Excerpts from a figure dataset:

↓

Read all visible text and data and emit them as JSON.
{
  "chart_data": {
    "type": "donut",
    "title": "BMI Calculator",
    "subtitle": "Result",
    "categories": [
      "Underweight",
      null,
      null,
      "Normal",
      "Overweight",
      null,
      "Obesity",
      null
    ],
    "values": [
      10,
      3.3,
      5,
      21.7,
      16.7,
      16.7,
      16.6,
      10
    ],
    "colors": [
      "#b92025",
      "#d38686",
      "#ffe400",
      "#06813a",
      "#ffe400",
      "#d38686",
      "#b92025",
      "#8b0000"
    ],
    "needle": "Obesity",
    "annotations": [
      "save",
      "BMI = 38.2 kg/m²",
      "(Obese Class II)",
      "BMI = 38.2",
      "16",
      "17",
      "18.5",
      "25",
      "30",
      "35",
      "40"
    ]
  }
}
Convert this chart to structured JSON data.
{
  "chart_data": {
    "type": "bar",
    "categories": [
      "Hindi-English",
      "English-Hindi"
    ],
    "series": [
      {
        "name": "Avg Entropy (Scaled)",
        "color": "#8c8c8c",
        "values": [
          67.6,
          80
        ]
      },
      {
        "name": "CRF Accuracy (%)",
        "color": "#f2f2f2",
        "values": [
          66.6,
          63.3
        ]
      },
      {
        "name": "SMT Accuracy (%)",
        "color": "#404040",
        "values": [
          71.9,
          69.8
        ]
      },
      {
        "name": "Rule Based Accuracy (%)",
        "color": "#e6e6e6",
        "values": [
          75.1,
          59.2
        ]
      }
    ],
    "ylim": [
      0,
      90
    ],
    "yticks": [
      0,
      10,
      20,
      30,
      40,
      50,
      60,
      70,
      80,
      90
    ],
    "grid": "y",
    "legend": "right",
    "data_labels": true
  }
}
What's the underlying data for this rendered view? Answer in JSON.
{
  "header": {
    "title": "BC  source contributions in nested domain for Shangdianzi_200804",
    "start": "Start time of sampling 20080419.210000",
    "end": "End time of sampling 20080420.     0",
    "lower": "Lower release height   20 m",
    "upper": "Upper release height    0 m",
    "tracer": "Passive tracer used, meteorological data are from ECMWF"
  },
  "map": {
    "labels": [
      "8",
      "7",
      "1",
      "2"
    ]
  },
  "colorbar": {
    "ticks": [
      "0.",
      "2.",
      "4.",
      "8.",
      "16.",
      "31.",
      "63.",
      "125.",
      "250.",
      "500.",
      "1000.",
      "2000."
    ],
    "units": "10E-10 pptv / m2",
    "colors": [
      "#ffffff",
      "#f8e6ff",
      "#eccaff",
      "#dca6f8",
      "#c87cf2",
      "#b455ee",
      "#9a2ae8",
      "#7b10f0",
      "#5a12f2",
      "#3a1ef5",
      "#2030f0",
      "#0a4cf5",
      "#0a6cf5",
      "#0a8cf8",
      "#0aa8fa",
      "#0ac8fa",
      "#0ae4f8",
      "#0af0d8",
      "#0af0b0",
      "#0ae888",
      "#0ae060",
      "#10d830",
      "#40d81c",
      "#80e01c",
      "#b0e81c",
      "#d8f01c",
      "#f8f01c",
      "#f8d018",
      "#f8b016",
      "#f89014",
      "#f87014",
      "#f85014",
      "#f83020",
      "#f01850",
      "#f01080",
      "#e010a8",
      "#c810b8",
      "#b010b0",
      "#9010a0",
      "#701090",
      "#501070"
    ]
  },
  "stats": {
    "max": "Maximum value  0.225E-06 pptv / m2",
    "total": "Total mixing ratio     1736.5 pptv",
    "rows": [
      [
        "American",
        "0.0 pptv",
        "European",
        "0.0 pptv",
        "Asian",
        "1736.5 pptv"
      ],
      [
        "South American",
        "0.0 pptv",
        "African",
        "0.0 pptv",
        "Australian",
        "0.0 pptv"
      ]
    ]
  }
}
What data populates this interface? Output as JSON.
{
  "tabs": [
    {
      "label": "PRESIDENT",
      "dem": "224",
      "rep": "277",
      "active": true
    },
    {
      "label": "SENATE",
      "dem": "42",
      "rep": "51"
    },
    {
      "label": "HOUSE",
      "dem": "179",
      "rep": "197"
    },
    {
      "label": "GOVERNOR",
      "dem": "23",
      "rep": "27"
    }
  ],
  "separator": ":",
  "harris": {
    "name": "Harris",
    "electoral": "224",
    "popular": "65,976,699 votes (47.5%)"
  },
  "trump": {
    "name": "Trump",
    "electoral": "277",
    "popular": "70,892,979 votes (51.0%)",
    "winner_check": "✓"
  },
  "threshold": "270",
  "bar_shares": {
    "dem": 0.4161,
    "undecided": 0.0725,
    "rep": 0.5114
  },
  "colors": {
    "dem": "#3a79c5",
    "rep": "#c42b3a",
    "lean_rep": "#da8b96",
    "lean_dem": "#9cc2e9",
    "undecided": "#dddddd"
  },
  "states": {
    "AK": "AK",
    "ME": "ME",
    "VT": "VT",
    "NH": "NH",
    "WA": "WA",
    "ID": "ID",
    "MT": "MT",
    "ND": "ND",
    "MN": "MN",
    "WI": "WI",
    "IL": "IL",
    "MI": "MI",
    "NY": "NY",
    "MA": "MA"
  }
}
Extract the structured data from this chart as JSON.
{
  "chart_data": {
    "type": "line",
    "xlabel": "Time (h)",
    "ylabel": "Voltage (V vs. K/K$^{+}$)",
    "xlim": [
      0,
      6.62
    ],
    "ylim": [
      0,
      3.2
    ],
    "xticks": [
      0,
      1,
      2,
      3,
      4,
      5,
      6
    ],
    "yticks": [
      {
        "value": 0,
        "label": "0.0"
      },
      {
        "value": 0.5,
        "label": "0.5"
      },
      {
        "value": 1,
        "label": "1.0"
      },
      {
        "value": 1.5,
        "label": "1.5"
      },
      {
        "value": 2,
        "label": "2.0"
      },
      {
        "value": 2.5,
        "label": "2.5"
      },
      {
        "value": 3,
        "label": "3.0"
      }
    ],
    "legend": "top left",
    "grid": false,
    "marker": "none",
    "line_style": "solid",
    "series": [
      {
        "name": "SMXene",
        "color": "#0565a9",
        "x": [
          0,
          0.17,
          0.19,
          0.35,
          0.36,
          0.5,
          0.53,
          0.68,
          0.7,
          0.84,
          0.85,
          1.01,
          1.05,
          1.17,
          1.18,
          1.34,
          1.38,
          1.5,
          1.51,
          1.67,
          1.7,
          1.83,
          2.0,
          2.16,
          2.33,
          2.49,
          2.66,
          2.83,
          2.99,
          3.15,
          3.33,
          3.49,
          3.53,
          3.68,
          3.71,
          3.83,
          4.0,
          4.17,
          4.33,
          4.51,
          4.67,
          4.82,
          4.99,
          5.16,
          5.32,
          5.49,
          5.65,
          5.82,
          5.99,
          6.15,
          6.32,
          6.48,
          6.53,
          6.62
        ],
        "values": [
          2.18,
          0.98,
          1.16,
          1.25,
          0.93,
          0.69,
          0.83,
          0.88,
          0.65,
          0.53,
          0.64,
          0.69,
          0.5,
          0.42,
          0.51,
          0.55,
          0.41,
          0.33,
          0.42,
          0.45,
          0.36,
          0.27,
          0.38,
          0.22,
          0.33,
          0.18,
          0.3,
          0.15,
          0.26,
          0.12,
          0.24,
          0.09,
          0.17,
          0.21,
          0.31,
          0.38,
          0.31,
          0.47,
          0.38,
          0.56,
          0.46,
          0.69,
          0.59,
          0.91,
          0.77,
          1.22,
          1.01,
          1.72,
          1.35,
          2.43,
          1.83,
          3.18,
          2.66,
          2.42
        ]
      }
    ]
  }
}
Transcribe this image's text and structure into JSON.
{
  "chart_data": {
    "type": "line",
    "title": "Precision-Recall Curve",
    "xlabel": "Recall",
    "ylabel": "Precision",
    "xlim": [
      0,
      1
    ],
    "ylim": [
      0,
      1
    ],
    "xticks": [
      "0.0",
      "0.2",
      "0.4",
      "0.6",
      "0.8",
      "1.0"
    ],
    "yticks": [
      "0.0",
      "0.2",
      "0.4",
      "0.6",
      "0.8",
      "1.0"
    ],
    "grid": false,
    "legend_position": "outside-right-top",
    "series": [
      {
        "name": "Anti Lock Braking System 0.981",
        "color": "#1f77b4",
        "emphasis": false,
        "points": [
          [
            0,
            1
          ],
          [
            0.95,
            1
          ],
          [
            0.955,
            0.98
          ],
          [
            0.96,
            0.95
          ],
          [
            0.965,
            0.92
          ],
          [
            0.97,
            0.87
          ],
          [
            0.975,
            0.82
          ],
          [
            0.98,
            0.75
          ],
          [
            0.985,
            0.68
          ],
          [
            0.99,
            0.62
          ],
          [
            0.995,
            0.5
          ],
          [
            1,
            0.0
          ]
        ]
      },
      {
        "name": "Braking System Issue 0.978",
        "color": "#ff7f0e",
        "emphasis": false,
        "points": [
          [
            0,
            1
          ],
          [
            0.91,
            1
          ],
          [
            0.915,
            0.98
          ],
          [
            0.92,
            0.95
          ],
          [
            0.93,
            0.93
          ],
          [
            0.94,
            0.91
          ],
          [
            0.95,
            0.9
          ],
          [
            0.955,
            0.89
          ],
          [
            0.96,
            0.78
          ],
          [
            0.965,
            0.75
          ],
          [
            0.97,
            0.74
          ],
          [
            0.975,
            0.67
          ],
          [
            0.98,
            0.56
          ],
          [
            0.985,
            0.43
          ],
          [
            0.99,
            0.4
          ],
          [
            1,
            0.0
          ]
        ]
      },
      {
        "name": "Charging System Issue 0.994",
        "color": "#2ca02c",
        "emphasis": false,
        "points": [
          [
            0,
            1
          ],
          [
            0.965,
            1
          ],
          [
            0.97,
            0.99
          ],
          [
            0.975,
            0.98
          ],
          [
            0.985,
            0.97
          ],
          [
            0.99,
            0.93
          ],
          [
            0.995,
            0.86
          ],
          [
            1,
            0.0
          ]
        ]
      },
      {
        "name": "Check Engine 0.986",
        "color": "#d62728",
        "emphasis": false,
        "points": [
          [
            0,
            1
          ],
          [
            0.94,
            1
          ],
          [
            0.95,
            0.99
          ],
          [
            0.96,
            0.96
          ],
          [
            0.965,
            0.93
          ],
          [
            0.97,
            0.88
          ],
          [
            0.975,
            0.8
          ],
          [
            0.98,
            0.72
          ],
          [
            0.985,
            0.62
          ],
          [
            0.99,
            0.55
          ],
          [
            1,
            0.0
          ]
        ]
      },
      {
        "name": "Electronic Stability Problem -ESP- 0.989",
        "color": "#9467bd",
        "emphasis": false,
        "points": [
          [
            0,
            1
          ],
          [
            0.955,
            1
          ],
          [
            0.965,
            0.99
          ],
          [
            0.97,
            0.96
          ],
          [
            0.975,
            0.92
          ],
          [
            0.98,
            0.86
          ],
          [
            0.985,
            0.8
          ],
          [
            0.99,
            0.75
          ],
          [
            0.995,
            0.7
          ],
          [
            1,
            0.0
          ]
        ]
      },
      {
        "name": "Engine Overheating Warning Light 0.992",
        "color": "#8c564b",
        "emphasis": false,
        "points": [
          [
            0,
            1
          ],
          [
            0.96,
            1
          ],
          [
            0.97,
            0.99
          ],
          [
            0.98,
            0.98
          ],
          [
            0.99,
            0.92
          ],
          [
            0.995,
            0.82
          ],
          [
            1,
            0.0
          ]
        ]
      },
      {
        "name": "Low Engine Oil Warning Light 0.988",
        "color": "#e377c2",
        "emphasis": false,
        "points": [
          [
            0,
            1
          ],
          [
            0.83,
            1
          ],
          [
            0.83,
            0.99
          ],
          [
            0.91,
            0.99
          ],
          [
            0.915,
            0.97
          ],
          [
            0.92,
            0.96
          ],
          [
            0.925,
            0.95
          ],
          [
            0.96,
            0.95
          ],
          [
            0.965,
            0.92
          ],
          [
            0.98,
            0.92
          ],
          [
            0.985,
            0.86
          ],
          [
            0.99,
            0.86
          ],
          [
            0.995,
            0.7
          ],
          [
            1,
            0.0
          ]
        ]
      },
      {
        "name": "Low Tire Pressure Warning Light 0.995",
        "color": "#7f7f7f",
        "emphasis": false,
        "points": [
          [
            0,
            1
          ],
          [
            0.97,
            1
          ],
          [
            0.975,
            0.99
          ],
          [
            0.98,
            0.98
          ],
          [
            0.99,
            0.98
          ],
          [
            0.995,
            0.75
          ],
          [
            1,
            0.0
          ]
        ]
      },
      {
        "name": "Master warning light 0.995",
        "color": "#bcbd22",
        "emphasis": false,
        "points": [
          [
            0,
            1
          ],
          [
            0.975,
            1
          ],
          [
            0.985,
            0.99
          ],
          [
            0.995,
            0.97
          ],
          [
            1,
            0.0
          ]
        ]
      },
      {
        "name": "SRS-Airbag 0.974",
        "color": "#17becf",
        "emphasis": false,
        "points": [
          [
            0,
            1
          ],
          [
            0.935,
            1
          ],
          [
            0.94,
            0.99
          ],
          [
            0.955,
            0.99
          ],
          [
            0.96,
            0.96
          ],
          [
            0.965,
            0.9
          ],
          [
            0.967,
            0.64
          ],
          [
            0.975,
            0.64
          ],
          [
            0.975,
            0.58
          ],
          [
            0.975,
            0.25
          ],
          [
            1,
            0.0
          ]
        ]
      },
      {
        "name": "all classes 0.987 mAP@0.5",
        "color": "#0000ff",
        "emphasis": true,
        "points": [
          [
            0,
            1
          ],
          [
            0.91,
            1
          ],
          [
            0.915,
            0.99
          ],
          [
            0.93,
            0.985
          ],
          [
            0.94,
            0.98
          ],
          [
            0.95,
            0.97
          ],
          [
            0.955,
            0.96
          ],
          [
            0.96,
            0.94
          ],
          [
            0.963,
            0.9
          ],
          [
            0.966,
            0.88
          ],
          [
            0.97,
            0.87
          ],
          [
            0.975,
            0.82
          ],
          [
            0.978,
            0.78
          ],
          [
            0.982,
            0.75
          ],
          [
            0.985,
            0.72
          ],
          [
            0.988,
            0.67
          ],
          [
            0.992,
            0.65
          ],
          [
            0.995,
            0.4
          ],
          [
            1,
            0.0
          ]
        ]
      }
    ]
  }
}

↑

Return every line holding the word "votes" from the records.

**Result**.
    "popular": "65,976,699 votes (47.5%)"
    "popular": "70,892,979 votes (51.0%)",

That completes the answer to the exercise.